→ Given problem
Present every line in which the string "Tiến" appears.

→ Stored rows
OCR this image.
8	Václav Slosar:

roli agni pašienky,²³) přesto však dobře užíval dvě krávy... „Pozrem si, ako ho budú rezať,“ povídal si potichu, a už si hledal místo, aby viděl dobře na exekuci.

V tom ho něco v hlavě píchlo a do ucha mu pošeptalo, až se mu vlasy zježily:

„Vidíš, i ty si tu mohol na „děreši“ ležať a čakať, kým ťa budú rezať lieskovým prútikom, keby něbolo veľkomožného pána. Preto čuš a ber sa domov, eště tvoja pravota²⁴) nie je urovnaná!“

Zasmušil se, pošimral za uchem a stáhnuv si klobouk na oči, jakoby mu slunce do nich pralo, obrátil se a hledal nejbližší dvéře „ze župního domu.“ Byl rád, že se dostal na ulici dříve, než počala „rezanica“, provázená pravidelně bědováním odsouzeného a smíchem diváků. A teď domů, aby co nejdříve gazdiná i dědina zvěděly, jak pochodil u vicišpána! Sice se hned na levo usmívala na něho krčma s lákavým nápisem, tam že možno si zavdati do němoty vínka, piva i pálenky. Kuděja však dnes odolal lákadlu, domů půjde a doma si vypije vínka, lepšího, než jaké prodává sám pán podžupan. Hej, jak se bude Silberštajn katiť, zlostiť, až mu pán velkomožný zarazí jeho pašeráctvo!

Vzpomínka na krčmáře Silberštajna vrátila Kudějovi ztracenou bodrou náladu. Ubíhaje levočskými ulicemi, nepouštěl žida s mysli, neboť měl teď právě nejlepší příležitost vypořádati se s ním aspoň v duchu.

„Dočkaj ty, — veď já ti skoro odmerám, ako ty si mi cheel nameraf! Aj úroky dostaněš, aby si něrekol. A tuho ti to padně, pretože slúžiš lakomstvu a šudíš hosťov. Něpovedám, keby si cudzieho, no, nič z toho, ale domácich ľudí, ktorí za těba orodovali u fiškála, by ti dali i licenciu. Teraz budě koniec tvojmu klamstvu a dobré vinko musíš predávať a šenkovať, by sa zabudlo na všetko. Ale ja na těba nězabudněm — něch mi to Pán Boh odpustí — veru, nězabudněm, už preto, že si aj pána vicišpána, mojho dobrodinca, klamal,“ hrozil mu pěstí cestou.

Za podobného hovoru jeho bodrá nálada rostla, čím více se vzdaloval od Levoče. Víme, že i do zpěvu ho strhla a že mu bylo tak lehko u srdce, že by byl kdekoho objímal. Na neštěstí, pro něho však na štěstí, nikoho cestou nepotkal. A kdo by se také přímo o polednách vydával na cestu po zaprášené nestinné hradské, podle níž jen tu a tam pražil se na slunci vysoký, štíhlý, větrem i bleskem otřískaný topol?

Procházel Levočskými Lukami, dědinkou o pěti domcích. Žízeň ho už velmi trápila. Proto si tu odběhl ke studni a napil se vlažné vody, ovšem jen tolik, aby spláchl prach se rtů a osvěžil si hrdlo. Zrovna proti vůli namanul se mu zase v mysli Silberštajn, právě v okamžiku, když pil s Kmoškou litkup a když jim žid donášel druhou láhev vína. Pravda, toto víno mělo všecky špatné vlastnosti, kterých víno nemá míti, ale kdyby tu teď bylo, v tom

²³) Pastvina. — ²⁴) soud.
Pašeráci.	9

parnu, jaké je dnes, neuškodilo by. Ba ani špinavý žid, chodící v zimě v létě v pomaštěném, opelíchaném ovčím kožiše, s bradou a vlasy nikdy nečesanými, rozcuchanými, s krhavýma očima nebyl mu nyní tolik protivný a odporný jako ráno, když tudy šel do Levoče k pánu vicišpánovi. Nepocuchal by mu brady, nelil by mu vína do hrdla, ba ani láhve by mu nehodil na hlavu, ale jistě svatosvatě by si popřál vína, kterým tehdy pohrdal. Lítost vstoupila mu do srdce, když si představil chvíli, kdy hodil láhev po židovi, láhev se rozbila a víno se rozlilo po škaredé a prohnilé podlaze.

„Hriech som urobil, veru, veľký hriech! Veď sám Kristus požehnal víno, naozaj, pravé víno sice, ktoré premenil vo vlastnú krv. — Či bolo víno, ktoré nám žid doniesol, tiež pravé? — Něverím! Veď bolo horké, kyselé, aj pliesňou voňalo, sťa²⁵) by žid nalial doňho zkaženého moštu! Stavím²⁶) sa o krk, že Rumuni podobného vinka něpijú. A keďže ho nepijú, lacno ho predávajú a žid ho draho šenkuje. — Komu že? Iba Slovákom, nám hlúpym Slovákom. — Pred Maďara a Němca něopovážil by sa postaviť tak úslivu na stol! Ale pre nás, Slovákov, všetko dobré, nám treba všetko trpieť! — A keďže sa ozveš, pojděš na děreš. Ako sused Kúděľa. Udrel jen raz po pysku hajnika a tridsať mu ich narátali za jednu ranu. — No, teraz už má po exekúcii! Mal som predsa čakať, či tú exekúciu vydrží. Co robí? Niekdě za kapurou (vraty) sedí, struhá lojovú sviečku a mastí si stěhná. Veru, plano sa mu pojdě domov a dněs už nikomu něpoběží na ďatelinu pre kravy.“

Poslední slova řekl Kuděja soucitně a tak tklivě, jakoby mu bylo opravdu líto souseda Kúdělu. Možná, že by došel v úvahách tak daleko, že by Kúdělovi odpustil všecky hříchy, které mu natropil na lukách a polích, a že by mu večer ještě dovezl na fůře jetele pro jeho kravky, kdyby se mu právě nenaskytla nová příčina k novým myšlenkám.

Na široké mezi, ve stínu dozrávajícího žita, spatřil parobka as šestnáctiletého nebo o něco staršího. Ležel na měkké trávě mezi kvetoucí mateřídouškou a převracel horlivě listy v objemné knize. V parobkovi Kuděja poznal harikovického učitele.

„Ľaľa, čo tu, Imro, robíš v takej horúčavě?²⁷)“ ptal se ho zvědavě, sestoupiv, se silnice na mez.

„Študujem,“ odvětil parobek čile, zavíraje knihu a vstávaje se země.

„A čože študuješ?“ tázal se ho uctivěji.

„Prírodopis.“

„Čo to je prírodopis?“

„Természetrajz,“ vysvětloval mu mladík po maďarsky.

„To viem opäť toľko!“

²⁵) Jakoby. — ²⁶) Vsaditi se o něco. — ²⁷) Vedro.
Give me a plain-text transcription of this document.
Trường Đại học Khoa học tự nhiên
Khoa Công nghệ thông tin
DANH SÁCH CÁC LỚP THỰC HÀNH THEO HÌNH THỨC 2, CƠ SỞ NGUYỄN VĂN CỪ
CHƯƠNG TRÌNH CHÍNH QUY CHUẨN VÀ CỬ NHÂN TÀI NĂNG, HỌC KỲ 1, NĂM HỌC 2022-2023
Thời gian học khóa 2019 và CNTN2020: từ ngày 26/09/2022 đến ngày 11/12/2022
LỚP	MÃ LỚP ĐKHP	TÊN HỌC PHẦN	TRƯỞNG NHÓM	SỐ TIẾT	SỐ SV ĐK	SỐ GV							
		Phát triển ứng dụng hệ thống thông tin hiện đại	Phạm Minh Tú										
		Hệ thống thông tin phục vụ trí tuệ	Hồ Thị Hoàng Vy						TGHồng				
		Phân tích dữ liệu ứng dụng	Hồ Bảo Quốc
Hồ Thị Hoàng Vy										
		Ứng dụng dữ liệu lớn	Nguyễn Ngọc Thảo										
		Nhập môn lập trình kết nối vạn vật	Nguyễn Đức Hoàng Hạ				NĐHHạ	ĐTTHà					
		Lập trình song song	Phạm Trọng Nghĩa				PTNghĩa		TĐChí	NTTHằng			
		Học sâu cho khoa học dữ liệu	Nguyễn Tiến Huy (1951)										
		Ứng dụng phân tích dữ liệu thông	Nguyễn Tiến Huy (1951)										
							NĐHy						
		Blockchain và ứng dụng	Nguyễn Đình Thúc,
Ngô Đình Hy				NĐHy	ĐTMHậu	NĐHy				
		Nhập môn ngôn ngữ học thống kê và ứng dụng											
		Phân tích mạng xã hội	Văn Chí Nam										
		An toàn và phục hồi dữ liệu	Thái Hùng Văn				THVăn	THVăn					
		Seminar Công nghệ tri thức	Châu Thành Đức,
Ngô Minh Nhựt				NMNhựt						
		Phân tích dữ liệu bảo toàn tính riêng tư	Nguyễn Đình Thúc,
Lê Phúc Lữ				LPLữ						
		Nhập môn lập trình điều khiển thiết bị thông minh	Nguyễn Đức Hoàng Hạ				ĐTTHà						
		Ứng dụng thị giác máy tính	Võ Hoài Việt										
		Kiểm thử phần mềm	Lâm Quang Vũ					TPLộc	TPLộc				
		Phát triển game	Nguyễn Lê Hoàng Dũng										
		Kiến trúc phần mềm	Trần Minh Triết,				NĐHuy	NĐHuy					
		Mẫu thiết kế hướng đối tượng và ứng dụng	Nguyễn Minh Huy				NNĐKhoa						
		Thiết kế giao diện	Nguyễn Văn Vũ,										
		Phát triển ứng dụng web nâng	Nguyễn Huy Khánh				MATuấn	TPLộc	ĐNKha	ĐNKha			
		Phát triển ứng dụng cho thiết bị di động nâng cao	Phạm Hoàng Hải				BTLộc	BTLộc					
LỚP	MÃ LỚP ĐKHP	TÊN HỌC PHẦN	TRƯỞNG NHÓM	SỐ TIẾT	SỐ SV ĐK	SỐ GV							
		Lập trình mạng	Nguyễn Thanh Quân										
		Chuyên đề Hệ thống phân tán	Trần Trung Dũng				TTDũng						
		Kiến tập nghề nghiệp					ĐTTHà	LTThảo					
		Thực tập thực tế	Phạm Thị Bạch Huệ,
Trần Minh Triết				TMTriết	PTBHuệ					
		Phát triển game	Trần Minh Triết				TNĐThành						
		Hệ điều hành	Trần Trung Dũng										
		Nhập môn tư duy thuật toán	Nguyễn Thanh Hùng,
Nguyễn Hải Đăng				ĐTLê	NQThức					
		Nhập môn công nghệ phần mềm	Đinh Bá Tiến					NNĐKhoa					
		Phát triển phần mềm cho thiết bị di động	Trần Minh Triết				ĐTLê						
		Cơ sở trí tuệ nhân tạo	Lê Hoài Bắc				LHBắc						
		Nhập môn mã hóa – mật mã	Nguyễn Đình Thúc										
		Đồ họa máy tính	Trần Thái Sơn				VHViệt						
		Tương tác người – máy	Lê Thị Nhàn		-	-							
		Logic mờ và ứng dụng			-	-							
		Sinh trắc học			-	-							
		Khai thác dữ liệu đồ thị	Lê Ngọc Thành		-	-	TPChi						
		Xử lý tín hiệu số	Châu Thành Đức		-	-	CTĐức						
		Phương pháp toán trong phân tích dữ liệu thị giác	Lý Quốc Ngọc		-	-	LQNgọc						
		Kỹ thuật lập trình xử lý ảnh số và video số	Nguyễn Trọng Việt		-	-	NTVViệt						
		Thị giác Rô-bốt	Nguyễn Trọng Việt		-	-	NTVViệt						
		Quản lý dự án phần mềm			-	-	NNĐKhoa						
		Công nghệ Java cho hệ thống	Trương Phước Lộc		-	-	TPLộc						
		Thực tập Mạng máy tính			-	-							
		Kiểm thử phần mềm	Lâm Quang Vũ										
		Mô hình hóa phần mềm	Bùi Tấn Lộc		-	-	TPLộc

→ Task result
		Học sâu cho khoa học dữ liệu	Nguyễn Tiến Huy (1951)										
		Ứng dụng phân tích dữ liệu thông	Nguyễn Tiến Huy (1951)										
		Nhập môn công nghệ phần mềm	Đinh Bá Tiến					NNĐKhoa					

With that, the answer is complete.